Excerpt provided |
Friday 18 April 2014

'Newsnight' - 14-17 April


Because of the Easter weekend, it's a four-day week for many of us this week (and next week), including Newsnight. So, a day early, here's this week's run-through of the topics covered by Newsnight this week, plus details of the people they interviewed. Can you spot any bias?


Monday 14/4
1. Ukraine: "Are the towns in eastern Ukraine falling to the mobs or to Russian special forces?" Interview with Dmitry Linnik, bureau chief of Voice of Russia & Orysia Lutsevych, Chatham House.
2. Nigel Evans's acquittal: "Following Nigel Evans's acquittal, a Tory MP rejects accusations she tried to get the complainants to call the police" We'll ask Nigel Evans's friend Ann Widdecombe what should happen next". Interviews with Sarah Wollaston MP (Con) and Ann Widdecombe. former Conservative MP.
3. Release of man on Death Row in America: "It's one of the greatest nightmares: Being convicted of a crime you didn't commit and then being sentenced to death. In the case of Glenn Ford almost everything about the trial stank - no eye witnesses, no word of a murder weapon, just a black man represented in court by a couple of incompetent lawyers in front of an all-white jury. He was sent to Death Row in Louisiana in 1984 and now, thirty years later, he's finally been cleared of the crime and set free." Interview with Glenn Ford, freed Death Row inmate.

Requirements |
Copy the Newsnight post word for word from "Friday 18 April" to "former Conservative MP.".

Supplied material |
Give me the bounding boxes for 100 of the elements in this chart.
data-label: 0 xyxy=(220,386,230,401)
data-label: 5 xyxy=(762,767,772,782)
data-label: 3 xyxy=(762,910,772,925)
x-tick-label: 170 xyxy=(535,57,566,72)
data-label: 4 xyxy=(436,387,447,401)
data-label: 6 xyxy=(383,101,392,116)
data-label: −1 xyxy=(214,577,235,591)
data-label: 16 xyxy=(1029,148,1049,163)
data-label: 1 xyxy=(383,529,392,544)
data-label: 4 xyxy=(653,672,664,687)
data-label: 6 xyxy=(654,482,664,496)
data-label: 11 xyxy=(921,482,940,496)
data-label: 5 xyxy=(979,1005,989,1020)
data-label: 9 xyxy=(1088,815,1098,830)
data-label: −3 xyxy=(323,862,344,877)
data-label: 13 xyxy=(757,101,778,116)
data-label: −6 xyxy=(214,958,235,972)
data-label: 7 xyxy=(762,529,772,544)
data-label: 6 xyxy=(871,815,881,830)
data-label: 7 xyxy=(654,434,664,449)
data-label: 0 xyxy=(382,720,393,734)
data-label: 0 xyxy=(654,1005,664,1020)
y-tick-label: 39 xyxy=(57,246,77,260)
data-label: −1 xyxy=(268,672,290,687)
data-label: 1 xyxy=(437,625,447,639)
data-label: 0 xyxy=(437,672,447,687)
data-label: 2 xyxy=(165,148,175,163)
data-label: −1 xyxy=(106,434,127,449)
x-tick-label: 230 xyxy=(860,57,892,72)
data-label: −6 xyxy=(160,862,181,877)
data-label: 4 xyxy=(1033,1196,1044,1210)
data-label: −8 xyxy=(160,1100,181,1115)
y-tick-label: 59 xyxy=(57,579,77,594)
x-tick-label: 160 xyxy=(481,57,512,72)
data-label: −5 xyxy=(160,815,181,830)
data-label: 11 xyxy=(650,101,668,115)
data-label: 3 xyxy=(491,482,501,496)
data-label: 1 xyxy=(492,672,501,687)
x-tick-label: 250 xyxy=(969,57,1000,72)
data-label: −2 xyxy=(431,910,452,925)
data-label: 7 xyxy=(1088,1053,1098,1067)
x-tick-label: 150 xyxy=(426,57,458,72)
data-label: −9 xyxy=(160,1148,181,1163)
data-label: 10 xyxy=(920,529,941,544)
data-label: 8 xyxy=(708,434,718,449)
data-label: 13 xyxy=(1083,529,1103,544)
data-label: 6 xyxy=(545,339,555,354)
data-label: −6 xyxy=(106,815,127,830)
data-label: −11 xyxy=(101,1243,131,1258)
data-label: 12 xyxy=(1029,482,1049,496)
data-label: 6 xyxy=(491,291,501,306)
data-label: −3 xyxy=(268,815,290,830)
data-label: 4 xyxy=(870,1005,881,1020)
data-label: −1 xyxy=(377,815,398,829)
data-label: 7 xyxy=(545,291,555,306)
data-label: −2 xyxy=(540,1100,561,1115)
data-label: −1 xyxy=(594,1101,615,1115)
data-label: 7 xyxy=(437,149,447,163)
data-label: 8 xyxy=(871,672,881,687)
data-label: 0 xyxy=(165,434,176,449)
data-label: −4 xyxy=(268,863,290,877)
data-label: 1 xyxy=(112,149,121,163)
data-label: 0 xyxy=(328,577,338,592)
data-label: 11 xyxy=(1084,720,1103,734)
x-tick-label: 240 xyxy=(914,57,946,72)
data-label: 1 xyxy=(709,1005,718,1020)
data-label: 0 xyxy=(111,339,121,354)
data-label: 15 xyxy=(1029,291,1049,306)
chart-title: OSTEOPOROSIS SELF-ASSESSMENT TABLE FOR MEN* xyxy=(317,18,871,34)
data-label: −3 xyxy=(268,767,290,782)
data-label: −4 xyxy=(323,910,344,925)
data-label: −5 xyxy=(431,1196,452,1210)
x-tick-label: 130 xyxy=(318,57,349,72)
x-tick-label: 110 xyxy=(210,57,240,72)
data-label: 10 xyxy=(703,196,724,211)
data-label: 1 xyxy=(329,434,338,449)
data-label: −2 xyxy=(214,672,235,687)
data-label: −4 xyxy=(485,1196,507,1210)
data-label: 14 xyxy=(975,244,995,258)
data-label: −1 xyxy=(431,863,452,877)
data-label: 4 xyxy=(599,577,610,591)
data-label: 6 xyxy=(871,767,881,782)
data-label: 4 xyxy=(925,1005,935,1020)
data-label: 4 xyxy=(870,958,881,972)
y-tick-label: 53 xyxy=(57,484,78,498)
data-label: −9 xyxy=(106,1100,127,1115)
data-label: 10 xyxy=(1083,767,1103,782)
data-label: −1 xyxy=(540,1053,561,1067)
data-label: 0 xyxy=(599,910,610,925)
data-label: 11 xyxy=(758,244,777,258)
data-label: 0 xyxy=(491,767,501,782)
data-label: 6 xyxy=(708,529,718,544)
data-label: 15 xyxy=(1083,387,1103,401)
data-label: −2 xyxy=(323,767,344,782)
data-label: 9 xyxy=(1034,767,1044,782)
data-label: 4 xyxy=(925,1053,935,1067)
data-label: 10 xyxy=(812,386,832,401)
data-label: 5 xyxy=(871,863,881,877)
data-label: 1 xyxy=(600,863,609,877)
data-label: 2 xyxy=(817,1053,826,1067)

Output |
Friday 18 April 2014

'Newsnight' - 14-17 April


Because of the Easter weekend, it's a four-day week for many of us this week (and next week), including Newsnight. So, a day early, here's this week's run-through of the topics covered by Newsnight this week, plus details of the people they interviewed. Can you spot any bias?


Monday 14/4
1. Ukraine: "Are the towns in eastern Ukraine falling to the mobs or to Russian special forces?" Interview with Dmitry Linnik, bureau chief of Voice of Russia & Orysia Lutsevych, Chatham House.
2. Nigel Evans's acquittal: "Following Nigel Evans's acquittal, a Tory MP rejects accusations she tried to get the complainants to call the police" We'll ask Nigel Evans's friend Ann Widdecombe what should happen next". Interviews with Sarah Wollaston MP (Con) and Ann Widdecombe. former Conservative MP.